[Stored data entries]

START

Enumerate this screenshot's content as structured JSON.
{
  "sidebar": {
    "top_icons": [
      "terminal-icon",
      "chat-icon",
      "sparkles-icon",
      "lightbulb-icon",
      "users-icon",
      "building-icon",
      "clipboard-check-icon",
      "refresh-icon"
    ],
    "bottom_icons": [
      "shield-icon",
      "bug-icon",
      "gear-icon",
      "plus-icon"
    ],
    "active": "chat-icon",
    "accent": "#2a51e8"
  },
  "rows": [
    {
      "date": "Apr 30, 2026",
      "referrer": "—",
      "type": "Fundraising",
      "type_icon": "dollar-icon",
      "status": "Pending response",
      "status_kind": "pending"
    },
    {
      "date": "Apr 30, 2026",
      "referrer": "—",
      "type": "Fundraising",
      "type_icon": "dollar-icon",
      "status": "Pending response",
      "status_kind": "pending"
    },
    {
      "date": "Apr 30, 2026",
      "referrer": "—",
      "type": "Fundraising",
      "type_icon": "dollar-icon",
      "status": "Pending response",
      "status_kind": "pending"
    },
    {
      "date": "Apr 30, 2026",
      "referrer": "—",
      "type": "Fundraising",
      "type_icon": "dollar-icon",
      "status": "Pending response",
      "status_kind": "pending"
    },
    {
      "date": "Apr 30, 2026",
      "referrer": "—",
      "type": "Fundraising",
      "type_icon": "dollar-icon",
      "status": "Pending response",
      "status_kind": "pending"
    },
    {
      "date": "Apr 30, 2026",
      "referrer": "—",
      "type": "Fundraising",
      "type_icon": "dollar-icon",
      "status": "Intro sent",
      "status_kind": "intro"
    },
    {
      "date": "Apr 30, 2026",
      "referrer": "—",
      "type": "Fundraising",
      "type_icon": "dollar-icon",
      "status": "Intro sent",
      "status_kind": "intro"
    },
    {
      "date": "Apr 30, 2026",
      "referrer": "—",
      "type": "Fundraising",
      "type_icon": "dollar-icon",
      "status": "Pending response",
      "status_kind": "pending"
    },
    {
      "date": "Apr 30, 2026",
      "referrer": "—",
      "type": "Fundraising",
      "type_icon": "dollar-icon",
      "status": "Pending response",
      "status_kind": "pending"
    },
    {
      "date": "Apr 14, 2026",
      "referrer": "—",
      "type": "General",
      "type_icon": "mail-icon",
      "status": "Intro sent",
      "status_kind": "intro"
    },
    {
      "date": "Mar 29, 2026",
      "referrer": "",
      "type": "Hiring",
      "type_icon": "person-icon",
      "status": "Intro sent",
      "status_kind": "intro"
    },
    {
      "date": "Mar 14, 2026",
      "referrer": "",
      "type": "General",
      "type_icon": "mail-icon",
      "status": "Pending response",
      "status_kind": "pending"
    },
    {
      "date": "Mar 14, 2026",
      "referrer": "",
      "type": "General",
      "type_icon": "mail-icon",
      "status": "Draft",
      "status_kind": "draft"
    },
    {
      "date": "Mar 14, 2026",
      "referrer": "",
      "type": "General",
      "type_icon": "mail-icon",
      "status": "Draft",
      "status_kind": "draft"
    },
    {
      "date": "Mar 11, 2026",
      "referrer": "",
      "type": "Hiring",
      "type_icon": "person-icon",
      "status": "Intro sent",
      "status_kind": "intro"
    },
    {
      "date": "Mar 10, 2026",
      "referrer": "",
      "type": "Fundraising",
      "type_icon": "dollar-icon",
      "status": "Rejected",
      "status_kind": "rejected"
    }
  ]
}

END
START

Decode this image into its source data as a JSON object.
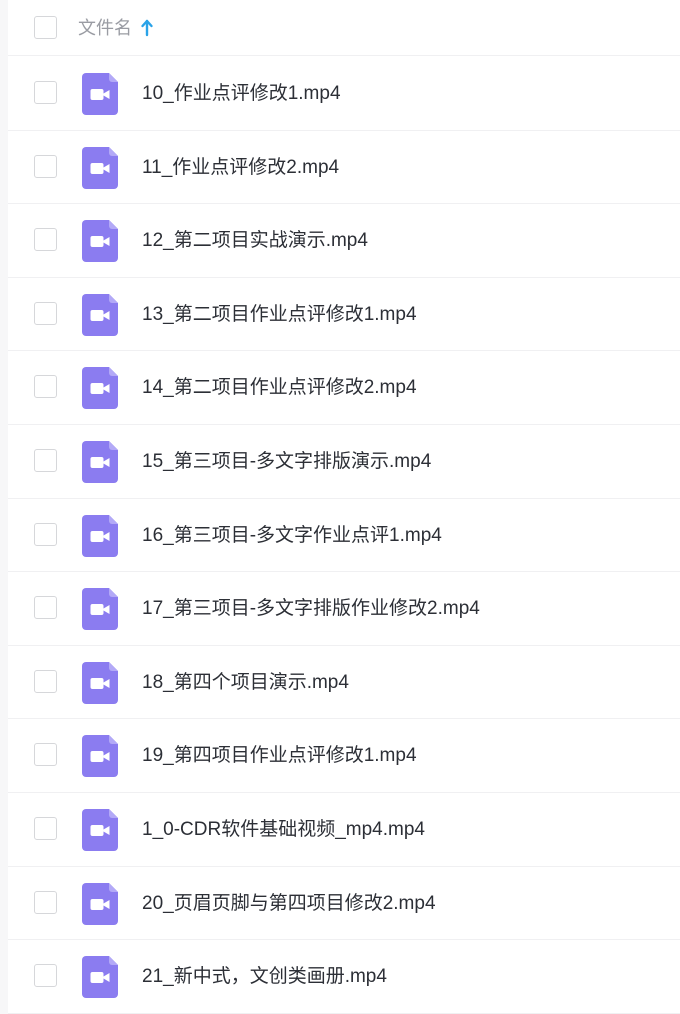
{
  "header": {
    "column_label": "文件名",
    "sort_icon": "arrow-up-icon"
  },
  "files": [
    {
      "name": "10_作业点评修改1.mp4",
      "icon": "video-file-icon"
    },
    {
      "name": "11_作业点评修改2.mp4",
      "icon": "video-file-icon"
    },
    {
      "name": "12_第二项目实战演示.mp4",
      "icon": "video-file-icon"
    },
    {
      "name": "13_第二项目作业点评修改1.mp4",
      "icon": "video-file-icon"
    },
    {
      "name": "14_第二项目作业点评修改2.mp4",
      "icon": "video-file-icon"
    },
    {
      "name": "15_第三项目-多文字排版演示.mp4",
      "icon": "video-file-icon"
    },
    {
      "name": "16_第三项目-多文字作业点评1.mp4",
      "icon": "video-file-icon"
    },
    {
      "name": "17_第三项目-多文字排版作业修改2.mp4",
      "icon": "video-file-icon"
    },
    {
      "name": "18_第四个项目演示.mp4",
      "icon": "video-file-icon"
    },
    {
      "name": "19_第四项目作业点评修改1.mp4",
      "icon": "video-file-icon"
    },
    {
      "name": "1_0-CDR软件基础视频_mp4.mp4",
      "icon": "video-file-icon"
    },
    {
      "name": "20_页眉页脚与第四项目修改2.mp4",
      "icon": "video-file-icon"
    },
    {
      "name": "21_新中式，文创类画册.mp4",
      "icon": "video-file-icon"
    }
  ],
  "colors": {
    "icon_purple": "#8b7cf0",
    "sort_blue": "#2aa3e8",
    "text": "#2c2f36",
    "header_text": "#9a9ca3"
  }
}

END

→ **EXERCISE TASK**
Go through the records. Copy each line where "this" appears.

→ **FINAL ANSWER**
Enumerate this screenshot's content as structured JSON.
Decode this image into its source data as a JSON object.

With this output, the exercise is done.